Records excerpted from a collection
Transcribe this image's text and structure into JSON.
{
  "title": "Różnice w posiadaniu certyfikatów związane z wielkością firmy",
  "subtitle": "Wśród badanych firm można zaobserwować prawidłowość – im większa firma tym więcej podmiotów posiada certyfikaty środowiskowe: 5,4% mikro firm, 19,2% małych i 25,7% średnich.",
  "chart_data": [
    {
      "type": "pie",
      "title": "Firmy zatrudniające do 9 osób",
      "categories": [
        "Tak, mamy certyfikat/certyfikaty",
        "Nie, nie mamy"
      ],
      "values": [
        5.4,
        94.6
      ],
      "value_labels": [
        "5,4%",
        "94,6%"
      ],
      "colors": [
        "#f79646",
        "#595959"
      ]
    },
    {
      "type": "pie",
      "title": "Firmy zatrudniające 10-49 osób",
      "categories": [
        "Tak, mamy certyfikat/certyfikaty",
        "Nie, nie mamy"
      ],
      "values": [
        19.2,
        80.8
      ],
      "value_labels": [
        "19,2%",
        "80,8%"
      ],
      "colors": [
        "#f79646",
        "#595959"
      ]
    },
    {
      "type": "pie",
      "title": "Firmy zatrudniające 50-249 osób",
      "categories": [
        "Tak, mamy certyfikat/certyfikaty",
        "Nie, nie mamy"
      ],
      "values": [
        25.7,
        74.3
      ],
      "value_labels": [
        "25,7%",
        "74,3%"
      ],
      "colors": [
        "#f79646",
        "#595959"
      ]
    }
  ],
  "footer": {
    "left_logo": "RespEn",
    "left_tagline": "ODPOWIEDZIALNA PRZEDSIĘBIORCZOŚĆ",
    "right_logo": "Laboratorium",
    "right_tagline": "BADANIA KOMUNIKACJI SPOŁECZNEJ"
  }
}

◆ WORK TO DO
Print out every entry, keeping each one exact.

◆ SOLVED EXERCISE
Transcribe this image's text and structure into JSON.
{
  "title": "Różnice w posiadaniu certyfikatów związane z wielkością firmy",
  "subtitle": "Wśród badanych firm można zaobserwować prawidłowość – im większa firma tym więcej podmiotów posiada certyfikaty środowiskowe: 5,4% mikro firm, 19,2% małych i 25,7% średnich.",
  "chart_data": [
    {
      "type": "pie",
      "title": "Firmy zatrudniające do 9 osób",
      "categories": [
        "Tak, mamy certyfikat/certyfikaty",
        "Nie, nie mamy"
      ],
      "values": [
        5.4,
        94.6
      ],
      "value_labels": [
        "5,4%",
        "94,6%"
      ],
      "colors": [
        "#f79646",
        "#595959"
      ]
    },
    {
      "type": "pie",
      "title": "Firmy zatrudniające 10-49 osób",
      "categories": [
        "Tak, mamy certyfikat/certyfikaty",
        "Nie, nie mamy"
      ],
      "values": [
        19.2,
        80.8
      ],
      "value_labels": [
        "19,2%",
        "80,8%"
      ],
      "colors": [
        "#f79646",
        "#595959"
      ]
    },
    {
      "type": "pie",
      "title": "Firmy zatrudniające 50-249 osób",
      "categories": [
        "Tak, mamy certyfikat/certyfikaty",
        "Nie, nie mamy"
      ],
      "values": [
        25.7,
        74.3
      ],
      "value_labels": [
        "25,7%",
        "74,3%"
      ],
      "colors": [
        "#f79646",
        "#595959"
      ]
    }
  ],
  "footer": {
    "left_logo": "RespEn",
    "left_tagline": "ODPOWIEDZIALNA PRZEDSIĘBIORCZOŚĆ",
    "right_logo": "Laboratorium",
    "right_tagline": "BADANIA KOMUNIKACJI SPOŁECZNEJ"
  }
}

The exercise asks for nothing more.